STORED RECORDS:
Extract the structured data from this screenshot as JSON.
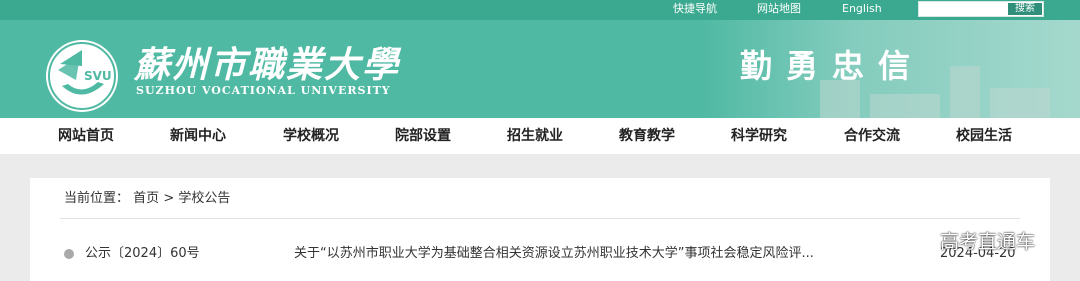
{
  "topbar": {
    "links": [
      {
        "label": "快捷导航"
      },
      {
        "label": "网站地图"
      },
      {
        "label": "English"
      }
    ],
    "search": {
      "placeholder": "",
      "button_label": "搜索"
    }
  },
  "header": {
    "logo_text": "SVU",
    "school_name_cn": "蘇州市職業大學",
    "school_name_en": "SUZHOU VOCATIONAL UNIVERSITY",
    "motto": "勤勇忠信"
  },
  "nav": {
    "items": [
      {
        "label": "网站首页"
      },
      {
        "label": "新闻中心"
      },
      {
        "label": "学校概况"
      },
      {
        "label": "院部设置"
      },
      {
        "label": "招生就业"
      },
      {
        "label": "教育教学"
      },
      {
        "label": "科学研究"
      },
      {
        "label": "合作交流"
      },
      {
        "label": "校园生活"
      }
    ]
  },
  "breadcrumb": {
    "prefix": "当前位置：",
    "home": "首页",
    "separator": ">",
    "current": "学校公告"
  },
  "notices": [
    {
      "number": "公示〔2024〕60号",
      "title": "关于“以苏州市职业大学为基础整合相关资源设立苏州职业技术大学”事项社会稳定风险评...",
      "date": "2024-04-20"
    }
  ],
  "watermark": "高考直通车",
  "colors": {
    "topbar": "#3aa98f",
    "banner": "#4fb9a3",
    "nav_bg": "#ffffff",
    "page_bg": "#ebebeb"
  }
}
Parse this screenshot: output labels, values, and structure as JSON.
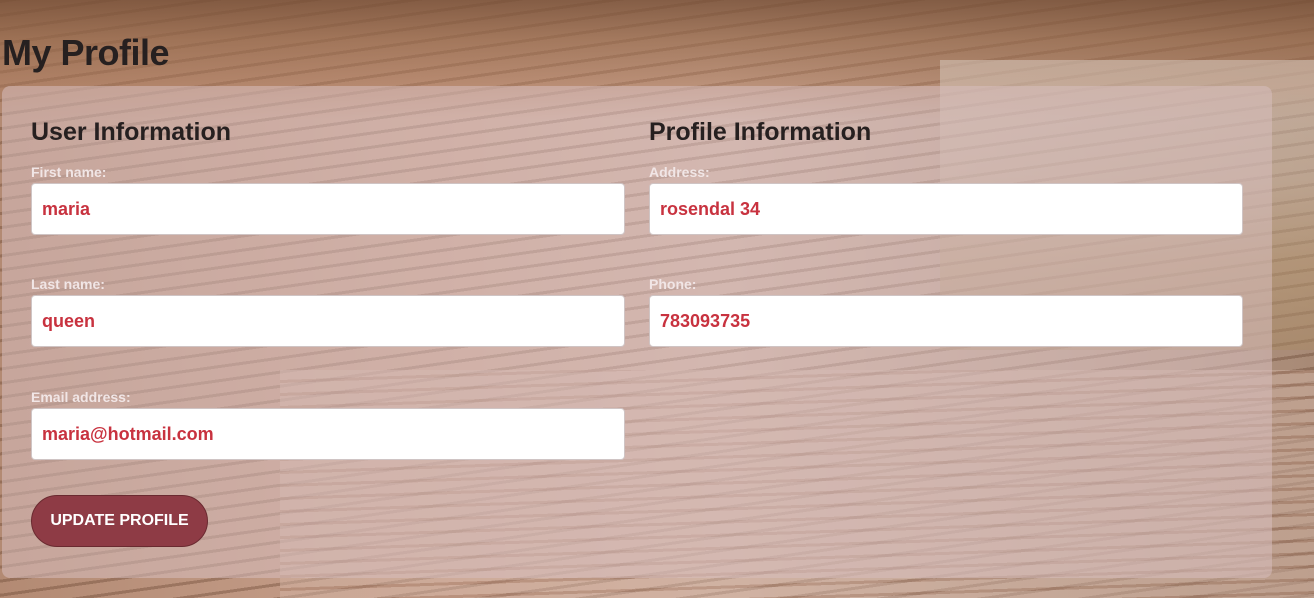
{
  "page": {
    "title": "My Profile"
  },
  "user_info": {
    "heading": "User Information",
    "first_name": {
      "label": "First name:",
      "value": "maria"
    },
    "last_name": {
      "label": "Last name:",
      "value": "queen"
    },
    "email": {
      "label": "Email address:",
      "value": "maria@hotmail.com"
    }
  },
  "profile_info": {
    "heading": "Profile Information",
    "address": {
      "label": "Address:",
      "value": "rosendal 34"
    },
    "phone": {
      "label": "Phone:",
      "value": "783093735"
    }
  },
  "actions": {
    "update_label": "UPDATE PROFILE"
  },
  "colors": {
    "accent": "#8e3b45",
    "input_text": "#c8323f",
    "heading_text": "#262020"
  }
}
* * *
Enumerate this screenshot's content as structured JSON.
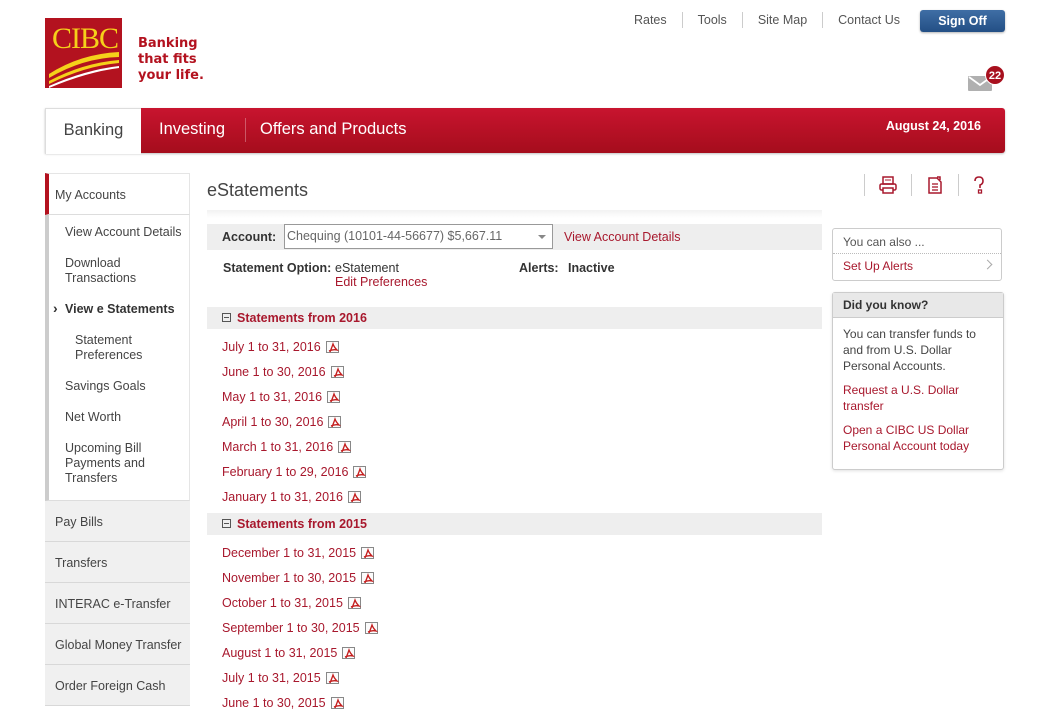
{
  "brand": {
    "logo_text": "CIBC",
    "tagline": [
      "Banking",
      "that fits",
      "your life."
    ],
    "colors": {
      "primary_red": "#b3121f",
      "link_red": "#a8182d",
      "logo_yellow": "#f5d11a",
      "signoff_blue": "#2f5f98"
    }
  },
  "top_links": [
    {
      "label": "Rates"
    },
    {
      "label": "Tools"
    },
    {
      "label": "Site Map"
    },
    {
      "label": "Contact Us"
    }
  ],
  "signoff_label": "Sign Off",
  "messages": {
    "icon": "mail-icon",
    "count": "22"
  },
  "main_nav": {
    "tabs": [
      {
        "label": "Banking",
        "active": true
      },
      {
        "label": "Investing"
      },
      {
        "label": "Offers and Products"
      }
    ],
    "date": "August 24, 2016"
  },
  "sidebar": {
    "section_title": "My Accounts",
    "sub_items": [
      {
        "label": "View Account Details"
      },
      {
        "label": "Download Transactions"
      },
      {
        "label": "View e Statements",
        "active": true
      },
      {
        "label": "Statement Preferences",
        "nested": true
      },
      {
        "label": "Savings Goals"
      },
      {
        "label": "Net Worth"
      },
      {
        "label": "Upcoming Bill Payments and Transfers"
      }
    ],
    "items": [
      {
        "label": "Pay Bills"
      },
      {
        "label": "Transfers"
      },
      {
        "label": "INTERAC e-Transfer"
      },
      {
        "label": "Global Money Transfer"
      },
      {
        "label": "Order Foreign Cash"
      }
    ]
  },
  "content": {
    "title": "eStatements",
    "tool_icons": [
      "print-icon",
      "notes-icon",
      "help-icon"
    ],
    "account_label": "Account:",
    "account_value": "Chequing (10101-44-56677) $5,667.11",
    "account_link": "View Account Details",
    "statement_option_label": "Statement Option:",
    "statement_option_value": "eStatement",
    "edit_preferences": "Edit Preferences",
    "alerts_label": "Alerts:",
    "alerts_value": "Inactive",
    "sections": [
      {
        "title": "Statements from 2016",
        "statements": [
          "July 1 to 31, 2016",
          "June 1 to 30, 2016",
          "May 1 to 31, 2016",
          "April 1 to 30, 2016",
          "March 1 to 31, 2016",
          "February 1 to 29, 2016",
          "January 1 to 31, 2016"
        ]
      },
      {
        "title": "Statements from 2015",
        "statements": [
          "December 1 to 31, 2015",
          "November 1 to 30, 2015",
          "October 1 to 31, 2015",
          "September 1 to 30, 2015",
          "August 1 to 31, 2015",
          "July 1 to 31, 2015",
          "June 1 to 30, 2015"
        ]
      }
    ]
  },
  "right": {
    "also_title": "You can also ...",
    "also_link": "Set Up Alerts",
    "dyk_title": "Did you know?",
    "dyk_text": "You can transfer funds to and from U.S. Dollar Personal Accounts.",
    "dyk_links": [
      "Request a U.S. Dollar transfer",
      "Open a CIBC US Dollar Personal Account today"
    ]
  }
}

INSTRUCTIONS FOR THE TASK:
Copy down every line of the entries containing the word "Transfers".

EXERCISE RESULT:
        "label": "Upcoming Bill Payments and Transfers"
        "label": "Transfers"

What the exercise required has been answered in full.